YOUR TASK
Identify all lines in the listing that include the word "this", and copy them out.

WORKING DATA
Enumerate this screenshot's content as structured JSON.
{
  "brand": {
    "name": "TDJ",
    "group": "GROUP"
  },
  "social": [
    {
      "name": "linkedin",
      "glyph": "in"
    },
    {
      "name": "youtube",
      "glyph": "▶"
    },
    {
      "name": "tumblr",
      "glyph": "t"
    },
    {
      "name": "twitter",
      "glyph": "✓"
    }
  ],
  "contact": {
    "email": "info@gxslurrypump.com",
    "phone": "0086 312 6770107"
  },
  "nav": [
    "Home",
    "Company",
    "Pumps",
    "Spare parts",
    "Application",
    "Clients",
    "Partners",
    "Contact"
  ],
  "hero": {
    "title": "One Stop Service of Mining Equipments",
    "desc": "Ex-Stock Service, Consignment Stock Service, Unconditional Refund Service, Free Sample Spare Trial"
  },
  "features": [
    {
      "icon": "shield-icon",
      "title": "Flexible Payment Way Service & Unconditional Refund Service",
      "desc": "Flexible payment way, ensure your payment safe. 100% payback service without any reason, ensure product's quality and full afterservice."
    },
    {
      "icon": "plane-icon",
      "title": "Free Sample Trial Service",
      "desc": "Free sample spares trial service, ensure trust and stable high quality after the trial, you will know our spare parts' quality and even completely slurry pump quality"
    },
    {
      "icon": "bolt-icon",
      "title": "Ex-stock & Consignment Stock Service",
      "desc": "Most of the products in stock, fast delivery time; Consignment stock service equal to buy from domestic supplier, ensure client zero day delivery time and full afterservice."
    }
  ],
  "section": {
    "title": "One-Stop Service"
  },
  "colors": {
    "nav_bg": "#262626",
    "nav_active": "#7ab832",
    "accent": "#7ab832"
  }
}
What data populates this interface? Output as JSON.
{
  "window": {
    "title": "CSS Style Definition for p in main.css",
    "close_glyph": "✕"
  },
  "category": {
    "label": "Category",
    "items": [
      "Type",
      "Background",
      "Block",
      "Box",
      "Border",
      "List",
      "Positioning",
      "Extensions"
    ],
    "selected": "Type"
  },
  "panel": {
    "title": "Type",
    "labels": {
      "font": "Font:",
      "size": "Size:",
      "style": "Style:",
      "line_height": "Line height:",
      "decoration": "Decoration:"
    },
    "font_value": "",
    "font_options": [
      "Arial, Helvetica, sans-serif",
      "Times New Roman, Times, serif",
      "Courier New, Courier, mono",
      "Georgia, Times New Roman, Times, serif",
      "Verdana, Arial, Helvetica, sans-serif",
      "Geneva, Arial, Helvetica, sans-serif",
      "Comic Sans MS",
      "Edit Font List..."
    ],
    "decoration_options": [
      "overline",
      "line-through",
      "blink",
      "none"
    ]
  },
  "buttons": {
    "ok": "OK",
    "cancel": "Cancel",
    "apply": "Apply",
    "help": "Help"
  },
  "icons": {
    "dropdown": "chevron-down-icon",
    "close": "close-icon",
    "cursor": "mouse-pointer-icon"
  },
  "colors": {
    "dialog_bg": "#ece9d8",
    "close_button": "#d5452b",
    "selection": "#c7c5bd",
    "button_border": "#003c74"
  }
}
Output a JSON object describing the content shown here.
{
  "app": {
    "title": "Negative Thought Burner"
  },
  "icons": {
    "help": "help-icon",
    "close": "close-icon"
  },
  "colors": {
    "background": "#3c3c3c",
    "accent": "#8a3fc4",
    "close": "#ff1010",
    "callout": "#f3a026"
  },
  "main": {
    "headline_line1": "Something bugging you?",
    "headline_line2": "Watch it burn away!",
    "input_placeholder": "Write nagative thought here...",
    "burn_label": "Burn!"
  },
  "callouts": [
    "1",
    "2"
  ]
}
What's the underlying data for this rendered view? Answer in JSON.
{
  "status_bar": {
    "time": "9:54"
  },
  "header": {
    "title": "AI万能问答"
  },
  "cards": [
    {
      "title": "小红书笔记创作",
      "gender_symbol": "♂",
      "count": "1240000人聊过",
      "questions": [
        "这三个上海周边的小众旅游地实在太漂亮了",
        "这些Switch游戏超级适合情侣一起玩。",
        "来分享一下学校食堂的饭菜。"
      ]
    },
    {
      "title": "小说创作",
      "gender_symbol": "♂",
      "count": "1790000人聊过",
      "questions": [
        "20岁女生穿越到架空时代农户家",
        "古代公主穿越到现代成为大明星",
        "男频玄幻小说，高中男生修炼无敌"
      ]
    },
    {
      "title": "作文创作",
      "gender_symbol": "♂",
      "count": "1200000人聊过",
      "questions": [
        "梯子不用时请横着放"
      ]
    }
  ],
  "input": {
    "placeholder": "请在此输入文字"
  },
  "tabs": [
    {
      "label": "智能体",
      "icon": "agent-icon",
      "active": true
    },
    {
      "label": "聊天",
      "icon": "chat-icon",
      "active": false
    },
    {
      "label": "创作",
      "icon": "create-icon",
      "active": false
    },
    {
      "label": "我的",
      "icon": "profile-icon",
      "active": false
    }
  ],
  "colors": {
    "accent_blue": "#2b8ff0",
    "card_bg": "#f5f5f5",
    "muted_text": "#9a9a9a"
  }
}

THE RESPONSE
Enumerate this screenshot's content as structured JSON.
What data populates this interface? Output as JSON.
What's the underlying data for this rendered view? Answer in JSON.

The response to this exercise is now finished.